**Task requirements:**
Would you repeat the lines from the one with "Convert this document image to plain text." through the final line, both included, and nothing else? No pictures belong in the copy.

**Stored records:**
----------------

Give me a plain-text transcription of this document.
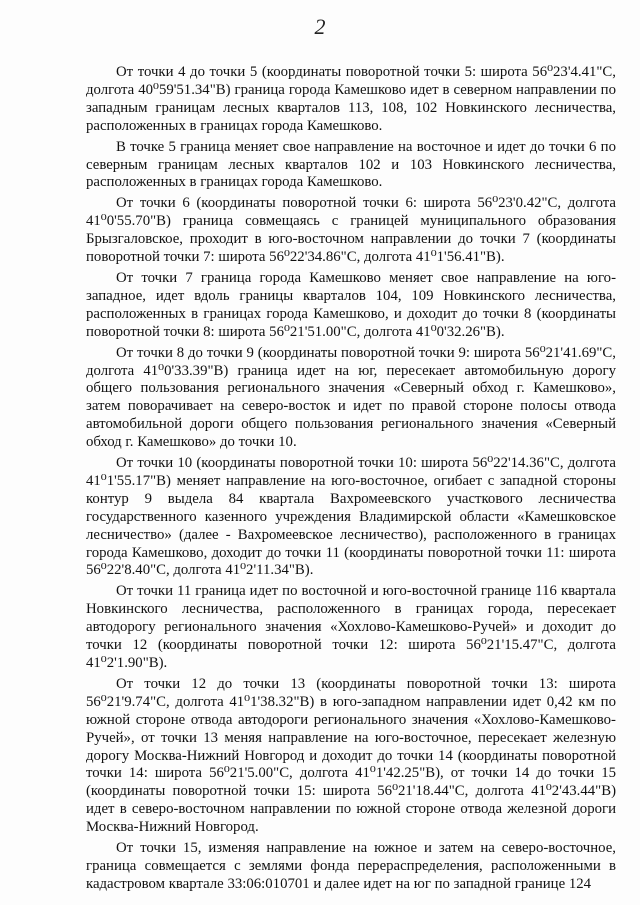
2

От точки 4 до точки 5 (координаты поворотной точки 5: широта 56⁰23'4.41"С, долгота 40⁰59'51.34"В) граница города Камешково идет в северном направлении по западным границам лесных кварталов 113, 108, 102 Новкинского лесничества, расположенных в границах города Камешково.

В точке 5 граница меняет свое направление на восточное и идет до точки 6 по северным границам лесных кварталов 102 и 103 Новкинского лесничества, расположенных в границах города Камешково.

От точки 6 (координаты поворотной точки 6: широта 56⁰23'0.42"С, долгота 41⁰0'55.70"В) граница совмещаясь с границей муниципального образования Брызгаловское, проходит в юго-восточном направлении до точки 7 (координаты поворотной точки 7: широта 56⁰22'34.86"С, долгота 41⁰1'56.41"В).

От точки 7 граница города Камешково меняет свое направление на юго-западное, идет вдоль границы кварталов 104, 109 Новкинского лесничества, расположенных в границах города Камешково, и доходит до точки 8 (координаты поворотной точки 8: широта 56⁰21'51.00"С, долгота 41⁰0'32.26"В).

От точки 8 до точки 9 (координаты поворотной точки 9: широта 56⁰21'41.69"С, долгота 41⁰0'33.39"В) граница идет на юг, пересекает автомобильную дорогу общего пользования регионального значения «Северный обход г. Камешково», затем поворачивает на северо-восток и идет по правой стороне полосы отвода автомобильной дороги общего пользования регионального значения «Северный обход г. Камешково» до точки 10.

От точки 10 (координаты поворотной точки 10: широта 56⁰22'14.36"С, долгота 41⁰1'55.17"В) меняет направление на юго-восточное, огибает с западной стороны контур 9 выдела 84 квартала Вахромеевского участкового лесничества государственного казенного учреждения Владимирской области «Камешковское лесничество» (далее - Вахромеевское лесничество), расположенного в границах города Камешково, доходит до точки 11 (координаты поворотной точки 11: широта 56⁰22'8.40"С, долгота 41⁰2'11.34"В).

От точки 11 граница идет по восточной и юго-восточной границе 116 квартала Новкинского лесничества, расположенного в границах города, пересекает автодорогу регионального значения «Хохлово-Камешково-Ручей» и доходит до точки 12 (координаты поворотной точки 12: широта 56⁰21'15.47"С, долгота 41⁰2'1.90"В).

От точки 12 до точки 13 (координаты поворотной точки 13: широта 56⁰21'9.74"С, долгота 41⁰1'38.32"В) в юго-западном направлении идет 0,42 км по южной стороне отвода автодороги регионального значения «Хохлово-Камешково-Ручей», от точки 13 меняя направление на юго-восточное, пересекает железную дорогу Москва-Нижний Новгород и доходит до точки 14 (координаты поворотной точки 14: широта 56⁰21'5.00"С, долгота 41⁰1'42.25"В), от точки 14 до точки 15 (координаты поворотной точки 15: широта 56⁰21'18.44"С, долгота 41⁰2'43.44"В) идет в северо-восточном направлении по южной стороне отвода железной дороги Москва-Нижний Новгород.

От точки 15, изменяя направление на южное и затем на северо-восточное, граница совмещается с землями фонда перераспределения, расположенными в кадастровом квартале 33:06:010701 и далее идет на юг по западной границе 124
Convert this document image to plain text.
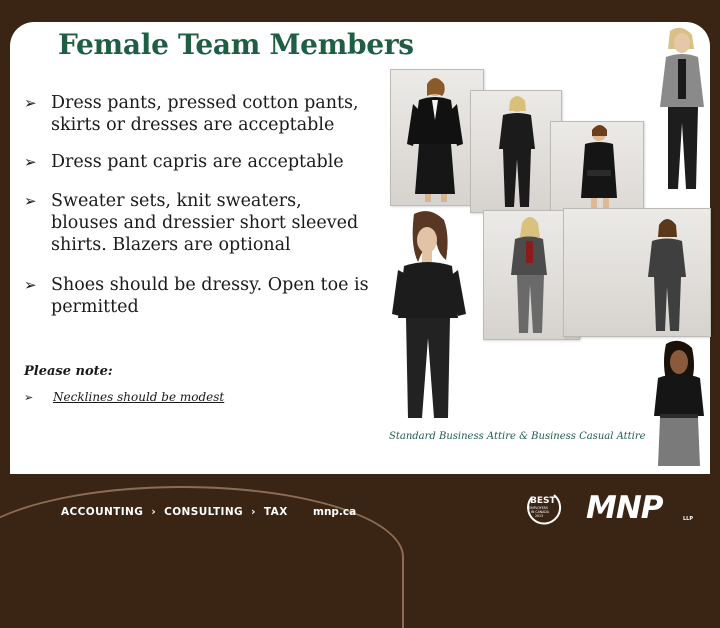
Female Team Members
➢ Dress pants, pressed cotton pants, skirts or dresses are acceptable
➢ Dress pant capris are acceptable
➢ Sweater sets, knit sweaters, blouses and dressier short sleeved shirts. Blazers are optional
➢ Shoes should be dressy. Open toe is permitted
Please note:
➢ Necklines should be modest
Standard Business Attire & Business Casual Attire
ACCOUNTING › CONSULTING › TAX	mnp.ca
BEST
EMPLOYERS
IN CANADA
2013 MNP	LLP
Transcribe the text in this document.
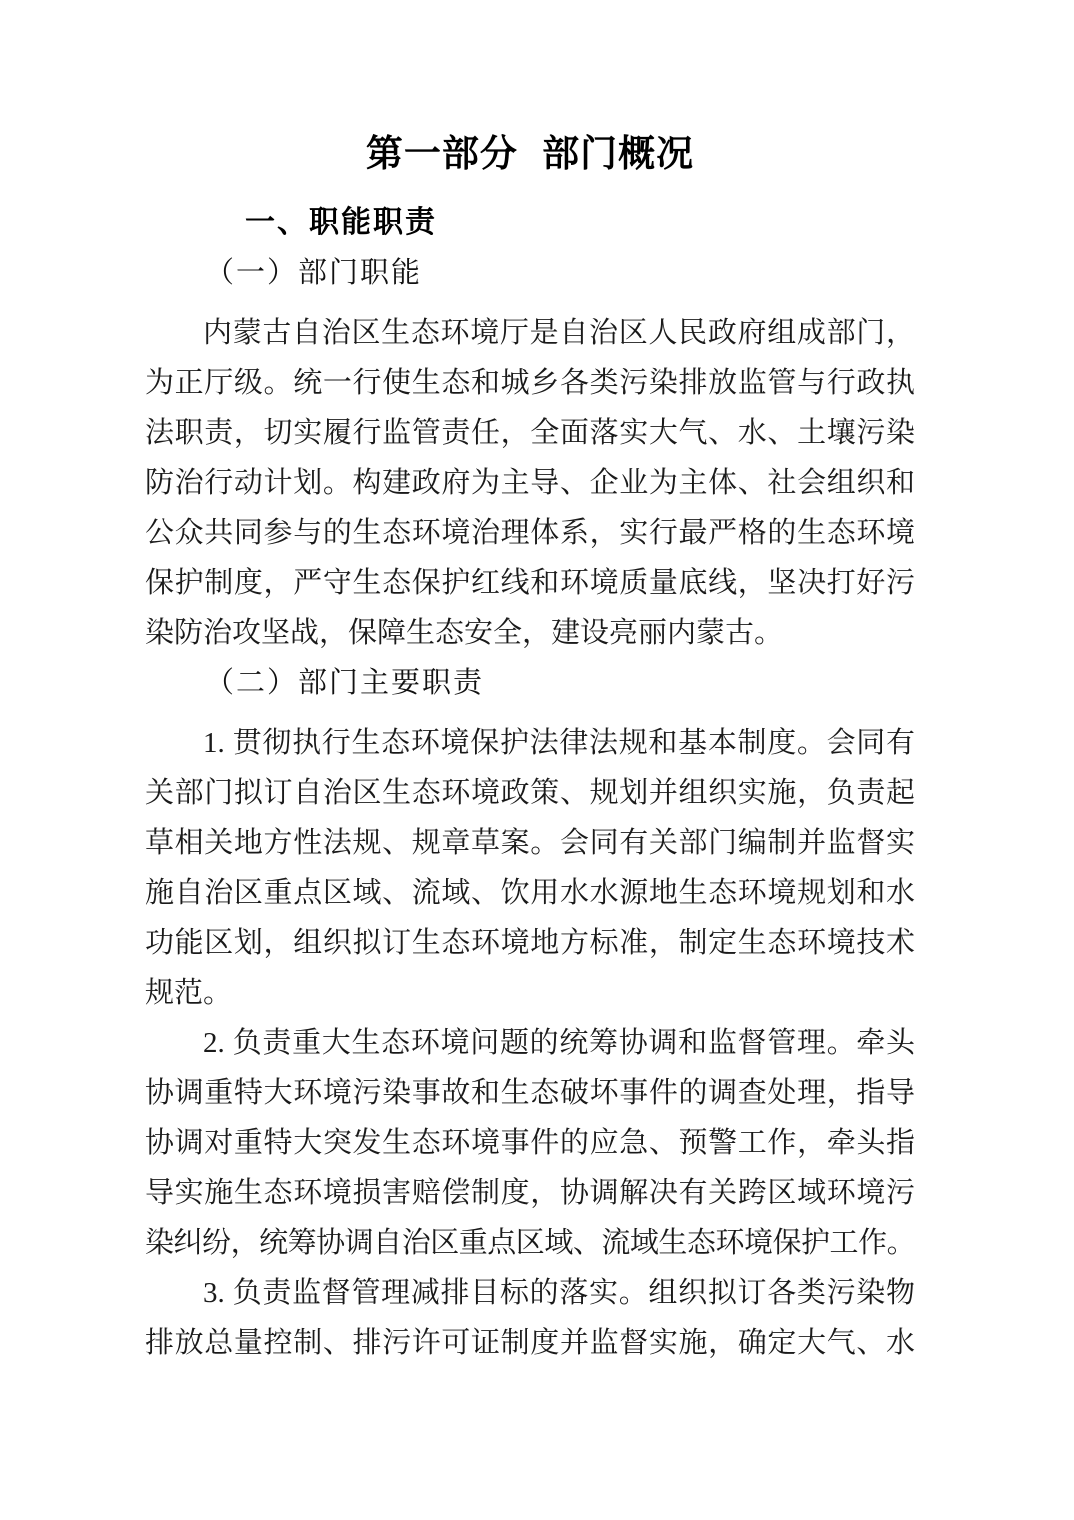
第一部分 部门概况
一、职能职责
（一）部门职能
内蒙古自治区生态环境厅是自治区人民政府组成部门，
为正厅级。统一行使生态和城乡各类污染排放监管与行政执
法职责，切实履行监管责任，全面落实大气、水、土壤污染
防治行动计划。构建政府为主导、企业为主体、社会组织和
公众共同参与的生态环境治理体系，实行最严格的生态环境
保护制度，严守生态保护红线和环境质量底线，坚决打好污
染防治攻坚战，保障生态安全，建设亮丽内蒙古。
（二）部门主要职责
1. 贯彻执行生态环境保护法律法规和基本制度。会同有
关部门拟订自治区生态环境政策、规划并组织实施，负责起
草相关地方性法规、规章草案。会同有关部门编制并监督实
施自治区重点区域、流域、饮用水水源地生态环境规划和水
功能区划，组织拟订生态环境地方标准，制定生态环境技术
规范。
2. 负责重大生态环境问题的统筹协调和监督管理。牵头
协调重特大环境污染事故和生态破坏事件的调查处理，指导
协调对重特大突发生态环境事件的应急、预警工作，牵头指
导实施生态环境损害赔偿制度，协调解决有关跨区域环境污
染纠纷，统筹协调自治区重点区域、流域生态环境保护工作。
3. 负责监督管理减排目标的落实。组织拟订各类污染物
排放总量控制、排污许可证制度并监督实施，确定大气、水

----------------

**Output of the task:**
Convert this document image to plain text.
Female Team Members
➢ Dress pants, pressed cotton pants, skirts or dresses are acceptable
➢ Dress pant capris are acceptable
➢ Sweater sets, knit sweaters, blouses and dressier short sleeved shirts. Blazers are optional
➢ Shoes should be dressy. Open toe is permitted
Please note:
➢ Necklines should be modest
Standard Business Attire & Business Casual Attire
ACCOUNTING › CONSULTING › TAX	mnp.ca
BEST
EMPLOYERS
IN CANADA
2013 MNP	LLP
Transcribe the text in this document.
第一部分 部门概况
一、职能职责
（一）部门职能
内蒙古自治区生态环境厅是自治区人民政府组成部门，
为正厅级。统一行使生态和城乡各类污染排放监管与行政执
法职责，切实履行监管责任，全面落实大气、水、土壤污染
防治行动计划。构建政府为主导、企业为主体、社会组织和
公众共同参与的生态环境治理体系，实行最严格的生态环境
保护制度，严守生态保护红线和环境质量底线，坚决打好污
染防治攻坚战，保障生态安全，建设亮丽内蒙古。
（二）部门主要职责
1. 贯彻执行生态环境保护法律法规和基本制度。会同有
关部门拟订自治区生态环境政策、规划并组织实施，负责起
草相关地方性法规、规章草案。会同有关部门编制并监督实
施自治区重点区域、流域、饮用水水源地生态环境规划和水
功能区划，组织拟订生态环境地方标准，制定生态环境技术
规范。
2. 负责重大生态环境问题的统筹协调和监督管理。牵头
协调重特大环境污染事故和生态破坏事件的调查处理，指导
协调对重特大突发生态环境事件的应急、预警工作，牵头指
导实施生态环境损害赔偿制度，协调解决有关跨区域环境污
染纠纷，统筹协调自治区重点区域、流域生态环境保护工作。
3. 负责监督管理减排目标的落实。组织拟订各类污染物
排放总量控制、排污许可证制度并监督实施，确定大气、水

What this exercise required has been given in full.